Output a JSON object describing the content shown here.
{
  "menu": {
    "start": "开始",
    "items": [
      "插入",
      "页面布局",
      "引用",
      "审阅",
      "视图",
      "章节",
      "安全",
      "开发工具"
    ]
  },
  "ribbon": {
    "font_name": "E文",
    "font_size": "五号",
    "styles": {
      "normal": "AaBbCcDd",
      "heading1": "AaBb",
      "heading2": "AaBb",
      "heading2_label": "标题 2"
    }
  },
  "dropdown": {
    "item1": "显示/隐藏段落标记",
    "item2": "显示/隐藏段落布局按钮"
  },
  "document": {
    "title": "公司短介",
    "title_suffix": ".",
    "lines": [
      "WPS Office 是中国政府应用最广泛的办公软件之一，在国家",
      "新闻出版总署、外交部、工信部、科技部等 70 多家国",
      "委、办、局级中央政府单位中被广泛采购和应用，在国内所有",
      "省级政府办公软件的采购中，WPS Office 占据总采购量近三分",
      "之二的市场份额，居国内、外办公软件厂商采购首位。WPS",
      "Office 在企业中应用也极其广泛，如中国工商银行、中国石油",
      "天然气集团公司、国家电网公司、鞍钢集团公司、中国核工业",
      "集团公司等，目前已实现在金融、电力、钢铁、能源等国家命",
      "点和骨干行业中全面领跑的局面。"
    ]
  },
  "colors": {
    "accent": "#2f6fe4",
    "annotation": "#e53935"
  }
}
········
### Exercise objective
Without changing a word, restate the whole listing.

### Correct answer
Output a JSON object describing the content shown here.
{
  "menu": {
    "start": "开始",
    "items": [
      "插入",
      "页面布局",
      "引用",
      "审阅",
      "视图",
      "章节",
      "安全",
      "开发工具"
    ]
  },
  "ribbon": {
    "font_name": "E文",
    "font_size": "五号",
    "styles": {
      "normal": "AaBbCcDd",
      "heading1": "AaBb",
      "heading2": "AaBb",
      "heading2_label": "标题 2"
    }
  },
  "dropdown": {
    "item1": "显示/隐藏段落标记",
    "item2": "显示/隐藏段落布局按钮"
  },
  "document": {
    "title": "公司短介",
    "title_suffix": ".",
    "lines": [
      "WPS Office 是中国政府应用最广泛的办公软件之一，在国家",
      "新闻出版总署、外交部、工信部、科技部等 70 多家国",
      "委、办、局级中央政府单位中被广泛采购和应用，在国内所有",
      "省级政府办公软件的采购中，WPS Office 占据总采购量近三分",
      "之二的市场份额，居国内、外办公软件厂商采购首位。WPS",
      "Office 在企业中应用也极其广泛，如中国工商银行、中国石油",
      "天然气集团公司、国家电网公司、鞍钢集团公司、中国核工业",
      "集团公司等，目前已实现在金融、电力、钢铁、能源等国家命",
      "点和骨干行业中全面领跑的局面。"
    ]
  },
  "colors": {
    "accent": "#2f6fe4",
    "annotation": "#e53935"
  }
}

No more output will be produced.